## START Data listing
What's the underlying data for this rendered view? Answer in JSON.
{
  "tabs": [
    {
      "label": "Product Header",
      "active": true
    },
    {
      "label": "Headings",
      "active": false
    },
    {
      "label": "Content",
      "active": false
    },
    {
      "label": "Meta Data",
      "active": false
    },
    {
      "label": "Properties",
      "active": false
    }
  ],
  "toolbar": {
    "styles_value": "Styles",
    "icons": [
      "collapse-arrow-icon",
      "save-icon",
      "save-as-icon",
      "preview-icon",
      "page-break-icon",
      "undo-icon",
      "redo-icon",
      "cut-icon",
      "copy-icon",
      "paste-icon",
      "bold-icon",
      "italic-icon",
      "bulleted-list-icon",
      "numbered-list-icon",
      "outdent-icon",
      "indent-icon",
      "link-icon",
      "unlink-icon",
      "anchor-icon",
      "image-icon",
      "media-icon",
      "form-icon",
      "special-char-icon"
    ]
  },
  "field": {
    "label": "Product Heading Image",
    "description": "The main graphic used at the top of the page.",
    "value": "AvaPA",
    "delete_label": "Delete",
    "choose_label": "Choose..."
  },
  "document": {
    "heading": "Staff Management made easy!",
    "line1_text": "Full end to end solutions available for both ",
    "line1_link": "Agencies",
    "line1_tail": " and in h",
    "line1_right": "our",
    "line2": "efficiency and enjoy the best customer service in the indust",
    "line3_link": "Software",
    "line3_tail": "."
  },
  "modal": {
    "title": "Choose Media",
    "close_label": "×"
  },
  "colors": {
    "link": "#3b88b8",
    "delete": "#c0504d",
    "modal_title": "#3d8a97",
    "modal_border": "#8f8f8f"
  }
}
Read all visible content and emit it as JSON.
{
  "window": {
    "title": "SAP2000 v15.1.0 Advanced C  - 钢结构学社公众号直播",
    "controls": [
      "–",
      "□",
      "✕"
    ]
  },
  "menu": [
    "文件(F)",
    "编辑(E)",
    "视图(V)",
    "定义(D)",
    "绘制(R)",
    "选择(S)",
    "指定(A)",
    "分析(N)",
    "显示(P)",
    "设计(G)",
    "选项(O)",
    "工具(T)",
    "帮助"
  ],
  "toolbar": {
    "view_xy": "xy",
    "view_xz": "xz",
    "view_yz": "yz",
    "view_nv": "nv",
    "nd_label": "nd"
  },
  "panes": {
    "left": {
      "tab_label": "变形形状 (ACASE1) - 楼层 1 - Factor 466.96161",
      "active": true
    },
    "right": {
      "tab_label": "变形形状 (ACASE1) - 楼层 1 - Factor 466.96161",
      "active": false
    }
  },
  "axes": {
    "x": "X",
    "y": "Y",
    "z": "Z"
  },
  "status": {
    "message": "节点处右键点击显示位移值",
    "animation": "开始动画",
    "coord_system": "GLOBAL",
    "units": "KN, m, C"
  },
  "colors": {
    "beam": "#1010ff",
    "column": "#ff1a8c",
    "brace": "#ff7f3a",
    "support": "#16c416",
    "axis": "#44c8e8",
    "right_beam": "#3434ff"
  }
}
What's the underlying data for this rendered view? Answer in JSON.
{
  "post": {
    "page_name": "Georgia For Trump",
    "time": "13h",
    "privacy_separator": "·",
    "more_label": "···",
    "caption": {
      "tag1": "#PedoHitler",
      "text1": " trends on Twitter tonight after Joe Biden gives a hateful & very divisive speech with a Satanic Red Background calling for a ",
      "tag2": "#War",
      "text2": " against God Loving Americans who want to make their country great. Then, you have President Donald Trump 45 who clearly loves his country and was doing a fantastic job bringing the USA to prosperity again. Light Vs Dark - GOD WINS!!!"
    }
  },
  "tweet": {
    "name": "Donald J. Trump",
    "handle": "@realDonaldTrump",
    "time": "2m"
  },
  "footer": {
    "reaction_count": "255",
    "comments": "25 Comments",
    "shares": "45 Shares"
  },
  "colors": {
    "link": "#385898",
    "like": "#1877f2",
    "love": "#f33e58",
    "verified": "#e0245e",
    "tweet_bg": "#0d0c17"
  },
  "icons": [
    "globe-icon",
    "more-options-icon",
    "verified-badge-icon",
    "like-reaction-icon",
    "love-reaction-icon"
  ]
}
## END Data listing
Task directions:
Give the material above again, word for word.

Response below:
What's the underlying data for this rendered view? Answer in JSON.
{
  "tabs": [
    {
      "label": "Product Header",
      "active": true
    },
    {
      "label": "Headings",
      "active": false
    },
    {
      "label": "Content",
      "active": false
    },
    {
      "label": "Meta Data",
      "active": false
    },
    {
      "label": "Properties",
      "active": false
    }
  ],
  "toolbar": {
    "styles_value": "Styles",
    "icons": [
      "collapse-arrow-icon",
      "save-icon",
      "save-as-icon",
      "preview-icon",
      "page-break-icon",
      "undo-icon",
      "redo-icon",
      "cut-icon",
      "copy-icon",
      "paste-icon",
      "bold-icon",
      "italic-icon",
      "bulleted-list-icon",
      "numbered-list-icon",
      "outdent-icon",
      "indent-icon",
      "link-icon",
      "unlink-icon",
      "anchor-icon",
      "image-icon",
      "media-icon",
      "form-icon",
      "special-char-icon"
    ]
  },
  "field": {
    "label": "Product Heading Image",
    "description": "The main graphic used at the top of the page.",
    "value": "AvaPA",
    "delete_label": "Delete",
    "choose_label": "Choose..."
  },
  "document": {
    "heading": "Staff Management made easy!",
    "line1_text": "Full end to end solutions available for both ",
    "line1_link": "Agencies",
    "line1_tail": " and in h",
    "line1_right": "our",
    "line2": "efficiency and enjoy the best customer service in the indust",
    "line3_link": "Software",
    "line3_tail": "."
  },
  "modal": {
    "title": "Choose Media",
    "close_label": "×"
  },
  "colors": {
    "link": "#3b88b8",
    "delete": "#c0504d",
    "modal_title": "#3d8a97",
    "modal_border": "#8f8f8f"
  }
}
Read all visible content and emit it as JSON.
{
  "window": {
    "title": "SAP2000 v15.1.0 Advanced C  - 钢结构学社公众号直播",
    "controls": [
      "–",
      "□",
      "✕"
    ]
  },
  "menu": [
    "文件(F)",
    "编辑(E)",
    "视图(V)",
    "定义(D)",
    "绘制(R)",
    "选择(S)",
    "指定(A)",
    "分析(N)",
    "显示(P)",
    "设计(G)",
    "选项(O)",
    "工具(T)",
    "帮助"
  ],
  "toolbar": {
    "view_xy": "xy",
    "view_xz": "xz",
    "view_yz": "yz",
    "view_nv": "nv",
    "nd_label": "nd"
  },
  "panes": {
    "left": {
      "tab_label": "变形形状 (ACASE1) - 楼层 1 - Factor 466.96161",
      "active": true
    },
    "right": {
      "tab_label": "变形形状 (ACASE1) - 楼层 1 - Factor 466.96161",
      "active": false
    }
  },
  "axes": {
    "x": "X",
    "y": "Y",
    "z": "Z"
  },
  "status": {
    "message": "节点处右键点击显示位移值",
    "animation": "开始动画",
    "coord_system": "GLOBAL",
    "units": "KN, m, C"
  },
  "colors": {
    "beam": "#1010ff",
    "column": "#ff1a8c",
    "brace": "#ff7f3a",
    "support": "#16c416",
    "axis": "#44c8e8",
    "right_beam": "#3434ff"
  }
}
What's the underlying data for this rendered view? Answer in JSON.
{
  "post": {
    "page_name": "Georgia For Trump",
    "time": "13h",
    "privacy_separator": "·",
    "more_label": "···",
    "caption": {
      "tag1": "#PedoHitler",
      "text1": " trends on Twitter tonight after Joe Biden gives a hateful & very divisive speech with a Satanic Red Background calling for a ",
      "tag2": "#War",
      "text2": " against God Loving Americans who want to make their country great. Then, you have President Donald Trump 45 who clearly loves his country and was doing a fantastic job bringing the USA to prosperity again. Light Vs Dark - GOD WINS!!!"
    }
  },
  "tweet": {
    "name": "Donald J. Trump",
    "handle": "@realDonaldTrump",
    "time": "2m"
  },
  "footer": {
    "reaction_count": "255",
    "comments": "25 Comments",
    "shares": "45 Shares"
  },
  "colors": {
    "link": "#385898",
    "like": "#1877f2",
    "love": "#f33e58",
    "verified": "#e0245e",
    "tweet_bg": "#0d0c17"
  },
  "icons": [
    "globe-icon",
    "more-options-icon",
    "verified-badge-icon",
    "like-reaction-icon",
    "love-reaction-icon"
  ]
}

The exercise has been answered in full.